→ **Objective**: Return all of the lines below exactly as they are.

— Begin —

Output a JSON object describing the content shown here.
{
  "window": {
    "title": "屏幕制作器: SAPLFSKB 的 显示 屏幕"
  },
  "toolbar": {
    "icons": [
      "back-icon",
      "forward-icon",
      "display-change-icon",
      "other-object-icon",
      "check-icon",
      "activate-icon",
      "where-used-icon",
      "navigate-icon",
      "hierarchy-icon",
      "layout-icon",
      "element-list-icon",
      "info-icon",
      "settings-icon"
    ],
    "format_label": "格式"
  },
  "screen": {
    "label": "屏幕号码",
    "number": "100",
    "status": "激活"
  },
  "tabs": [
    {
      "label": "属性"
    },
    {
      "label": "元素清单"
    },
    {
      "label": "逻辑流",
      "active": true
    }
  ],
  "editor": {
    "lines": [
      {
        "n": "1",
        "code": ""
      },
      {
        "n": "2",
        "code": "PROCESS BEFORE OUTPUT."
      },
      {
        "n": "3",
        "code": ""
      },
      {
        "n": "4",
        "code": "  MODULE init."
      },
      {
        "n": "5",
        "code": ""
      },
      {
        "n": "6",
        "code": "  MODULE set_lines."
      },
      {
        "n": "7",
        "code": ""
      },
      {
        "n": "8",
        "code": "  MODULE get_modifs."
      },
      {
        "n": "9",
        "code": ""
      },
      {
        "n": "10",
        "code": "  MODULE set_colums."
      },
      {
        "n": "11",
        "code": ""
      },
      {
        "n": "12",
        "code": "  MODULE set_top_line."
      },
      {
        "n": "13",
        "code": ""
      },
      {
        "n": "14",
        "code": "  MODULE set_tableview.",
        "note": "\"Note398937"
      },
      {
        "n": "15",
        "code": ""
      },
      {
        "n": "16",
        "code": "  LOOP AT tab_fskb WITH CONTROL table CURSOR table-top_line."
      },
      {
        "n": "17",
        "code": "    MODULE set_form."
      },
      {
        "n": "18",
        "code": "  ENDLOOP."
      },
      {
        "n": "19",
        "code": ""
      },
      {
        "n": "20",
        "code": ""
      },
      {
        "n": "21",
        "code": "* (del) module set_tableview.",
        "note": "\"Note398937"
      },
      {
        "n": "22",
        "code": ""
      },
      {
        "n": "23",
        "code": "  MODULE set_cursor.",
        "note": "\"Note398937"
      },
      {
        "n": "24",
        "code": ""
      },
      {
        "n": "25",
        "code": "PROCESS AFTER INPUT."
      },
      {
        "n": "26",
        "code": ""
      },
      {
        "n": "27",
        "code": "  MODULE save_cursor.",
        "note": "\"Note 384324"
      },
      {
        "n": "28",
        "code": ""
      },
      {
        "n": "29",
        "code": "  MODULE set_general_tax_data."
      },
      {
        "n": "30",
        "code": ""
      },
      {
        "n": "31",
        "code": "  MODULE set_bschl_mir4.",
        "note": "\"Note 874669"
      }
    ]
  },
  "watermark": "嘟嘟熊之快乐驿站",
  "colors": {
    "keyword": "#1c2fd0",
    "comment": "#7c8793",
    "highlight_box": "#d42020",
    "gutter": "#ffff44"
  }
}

— End —

→ **Solution to this problem**:
Output a JSON object describing the content shown here.
{
  "window": {
    "title": "屏幕制作器: SAPLFSKB 的 显示 屏幕"
  },
  "toolbar": {
    "icons": [
      "back-icon",
      "forward-icon",
      "display-change-icon",
      "other-object-icon",
      "check-icon",
      "activate-icon",
      "where-used-icon",
      "navigate-icon",
      "hierarchy-icon",
      "layout-icon",
      "element-list-icon",
      "info-icon",
      "settings-icon"
    ],
    "format_label": "格式"
  },
  "screen": {
    "label": "屏幕号码",
    "number": "100",
    "status": "激活"
  },
  "tabs": [
    {
      "label": "属性"
    },
    {
      "label": "元素清单"
    },
    {
      "label": "逻辑流",
      "active": true
    }
  ],
  "editor": {
    "lines": [
      {
        "n": "1",
        "code": ""
      },
      {
        "n": "2",
        "code": "PROCESS BEFORE OUTPUT."
      },
      {
        "n": "3",
        "code": ""
      },
      {
        "n": "4",
        "code": "  MODULE init."
      },
      {
        "n": "5",
        "code": ""
      },
      {
        "n": "6",
        "code": "  MODULE set_lines."
      },
      {
        "n": "7",
        "code": ""
      },
      {
        "n": "8",
        "code": "  MODULE get_modifs."
      },
      {
        "n": "9",
        "code": ""
      },
      {
        "n": "10",
        "code": "  MODULE set_colums."
      },
      {
        "n": "11",
        "code": ""
      },
      {
        "n": "12",
        "code": "  MODULE set_top_line."
      },
      {
        "n": "13",
        "code": ""
      },
      {
        "n": "14",
        "code": "  MODULE set_tableview.",
        "note": "\"Note398937"
      },
      {
        "n": "15",
        "code": ""
      },
      {
        "n": "16",
        "code": "  LOOP AT tab_fskb WITH CONTROL table CURSOR table-top_line."
      },
      {
        "n": "17",
        "code": "    MODULE set_form."
      },
      {
        "n": "18",
        "code": "  ENDLOOP."
      },
      {
        "n": "19",
        "code": ""
      },
      {
        "n": "20",
        "code": ""
      },
      {
        "n": "21",
        "code": "* (del) module set_tableview.",
        "note": "\"Note398937"
      },
      {
        "n": "22",
        "code": ""
      },
      {
        "n": "23",
        "code": "  MODULE set_cursor.",
        "note": "\"Note398937"
      },
      {
        "n": "24",
        "code": ""
      },
      {
        "n": "25",
        "code": "PROCESS AFTER INPUT."
      },
      {
        "n": "26",
        "code": ""
      },
      {
        "n": "27",
        "code": "  MODULE save_cursor.",
        "note": "\"Note 384324"
      },
      {
        "n": "28",
        "code": ""
      },
      {
        "n": "29",
        "code": "  MODULE set_general_tax_data."
      },
      {
        "n": "30",
        "code": ""
      },
      {
        "n": "31",
        "code": "  MODULE set_bschl_mir4.",
        "note": "\"Note 874669"
      }
    ]
  },
  "watermark": "嘟嘟熊之快乐驿站",
  "colors": {
    "keyword": "#1c2fd0",
    "comment": "#7c8793",
    "highlight_box": "#d42020",
    "gutter": "#ffff44"
  }
}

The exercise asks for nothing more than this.